What is needed
Show each line that has the string "range" in it.

-=-=-

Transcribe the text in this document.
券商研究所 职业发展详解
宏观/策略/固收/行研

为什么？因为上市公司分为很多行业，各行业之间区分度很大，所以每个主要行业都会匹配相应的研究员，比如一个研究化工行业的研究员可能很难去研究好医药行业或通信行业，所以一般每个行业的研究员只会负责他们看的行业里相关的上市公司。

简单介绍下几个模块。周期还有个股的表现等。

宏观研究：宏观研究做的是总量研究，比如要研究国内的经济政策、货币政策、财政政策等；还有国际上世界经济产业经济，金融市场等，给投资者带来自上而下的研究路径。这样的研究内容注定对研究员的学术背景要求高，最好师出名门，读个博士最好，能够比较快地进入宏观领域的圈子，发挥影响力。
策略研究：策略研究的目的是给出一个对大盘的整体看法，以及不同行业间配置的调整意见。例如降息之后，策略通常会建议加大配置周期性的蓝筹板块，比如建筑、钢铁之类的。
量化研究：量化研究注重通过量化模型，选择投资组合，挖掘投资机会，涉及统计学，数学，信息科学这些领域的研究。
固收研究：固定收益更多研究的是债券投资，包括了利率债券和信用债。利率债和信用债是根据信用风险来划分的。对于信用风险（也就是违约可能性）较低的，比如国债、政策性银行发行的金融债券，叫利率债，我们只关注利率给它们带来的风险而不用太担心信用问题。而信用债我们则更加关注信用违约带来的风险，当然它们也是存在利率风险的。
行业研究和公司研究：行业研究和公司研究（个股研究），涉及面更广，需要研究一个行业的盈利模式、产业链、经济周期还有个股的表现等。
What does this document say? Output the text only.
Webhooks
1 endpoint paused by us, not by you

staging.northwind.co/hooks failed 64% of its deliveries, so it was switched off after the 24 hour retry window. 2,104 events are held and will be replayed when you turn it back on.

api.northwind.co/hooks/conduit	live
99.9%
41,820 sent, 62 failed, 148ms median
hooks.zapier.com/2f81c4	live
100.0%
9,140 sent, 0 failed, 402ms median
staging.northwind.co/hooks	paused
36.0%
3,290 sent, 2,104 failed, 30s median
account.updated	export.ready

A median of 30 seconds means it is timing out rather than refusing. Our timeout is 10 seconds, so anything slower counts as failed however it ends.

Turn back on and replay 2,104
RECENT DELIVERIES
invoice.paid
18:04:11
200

-=-=-

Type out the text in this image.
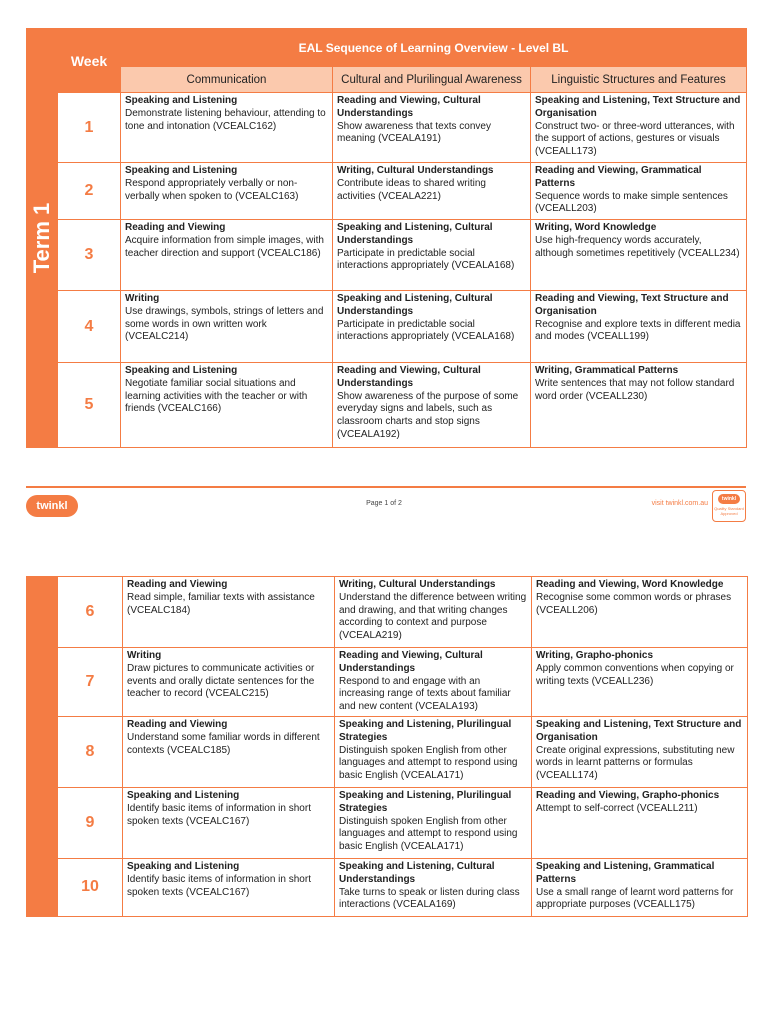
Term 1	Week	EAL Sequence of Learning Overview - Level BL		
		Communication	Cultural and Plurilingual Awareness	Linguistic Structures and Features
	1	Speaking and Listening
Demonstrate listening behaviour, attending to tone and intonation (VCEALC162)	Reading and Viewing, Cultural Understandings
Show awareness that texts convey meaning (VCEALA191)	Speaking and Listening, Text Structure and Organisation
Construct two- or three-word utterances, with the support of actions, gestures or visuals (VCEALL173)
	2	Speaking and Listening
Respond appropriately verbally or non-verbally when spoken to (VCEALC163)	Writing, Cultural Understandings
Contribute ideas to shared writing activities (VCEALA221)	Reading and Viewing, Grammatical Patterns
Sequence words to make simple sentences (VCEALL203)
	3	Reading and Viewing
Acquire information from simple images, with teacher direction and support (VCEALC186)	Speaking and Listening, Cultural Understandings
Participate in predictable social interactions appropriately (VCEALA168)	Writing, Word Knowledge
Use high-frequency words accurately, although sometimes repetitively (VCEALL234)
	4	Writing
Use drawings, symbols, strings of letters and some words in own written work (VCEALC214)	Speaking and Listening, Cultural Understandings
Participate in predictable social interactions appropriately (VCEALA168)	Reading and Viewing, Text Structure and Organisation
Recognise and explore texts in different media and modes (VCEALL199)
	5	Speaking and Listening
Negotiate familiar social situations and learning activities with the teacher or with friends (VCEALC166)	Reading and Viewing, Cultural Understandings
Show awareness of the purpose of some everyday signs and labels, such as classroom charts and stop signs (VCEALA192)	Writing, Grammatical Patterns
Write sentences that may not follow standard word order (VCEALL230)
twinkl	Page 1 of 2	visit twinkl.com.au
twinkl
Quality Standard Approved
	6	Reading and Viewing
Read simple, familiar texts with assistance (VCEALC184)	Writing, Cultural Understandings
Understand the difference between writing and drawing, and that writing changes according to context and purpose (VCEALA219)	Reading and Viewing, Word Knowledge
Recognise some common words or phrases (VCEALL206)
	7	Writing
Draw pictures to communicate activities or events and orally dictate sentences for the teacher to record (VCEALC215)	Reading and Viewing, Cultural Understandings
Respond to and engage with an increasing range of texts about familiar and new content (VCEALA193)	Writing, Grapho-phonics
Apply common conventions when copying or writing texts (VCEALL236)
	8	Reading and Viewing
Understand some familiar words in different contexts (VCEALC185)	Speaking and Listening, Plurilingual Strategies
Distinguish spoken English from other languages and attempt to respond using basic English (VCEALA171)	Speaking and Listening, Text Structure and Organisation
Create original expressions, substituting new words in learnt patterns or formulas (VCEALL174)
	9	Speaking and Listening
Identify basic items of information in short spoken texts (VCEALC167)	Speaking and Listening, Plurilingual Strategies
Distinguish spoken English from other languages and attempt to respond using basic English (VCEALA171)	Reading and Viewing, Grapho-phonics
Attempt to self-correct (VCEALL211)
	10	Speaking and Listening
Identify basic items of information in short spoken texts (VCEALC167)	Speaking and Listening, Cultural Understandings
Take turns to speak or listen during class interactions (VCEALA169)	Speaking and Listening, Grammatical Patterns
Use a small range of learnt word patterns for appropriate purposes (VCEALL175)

-=-=-

Output for this task
Respond to and engage with an increasing range of texts about familiar and new content (VCEALA193)	Writing, Grapho-phonics
Use a small range of learnt word patterns for appropriate purposes (VCEALL175)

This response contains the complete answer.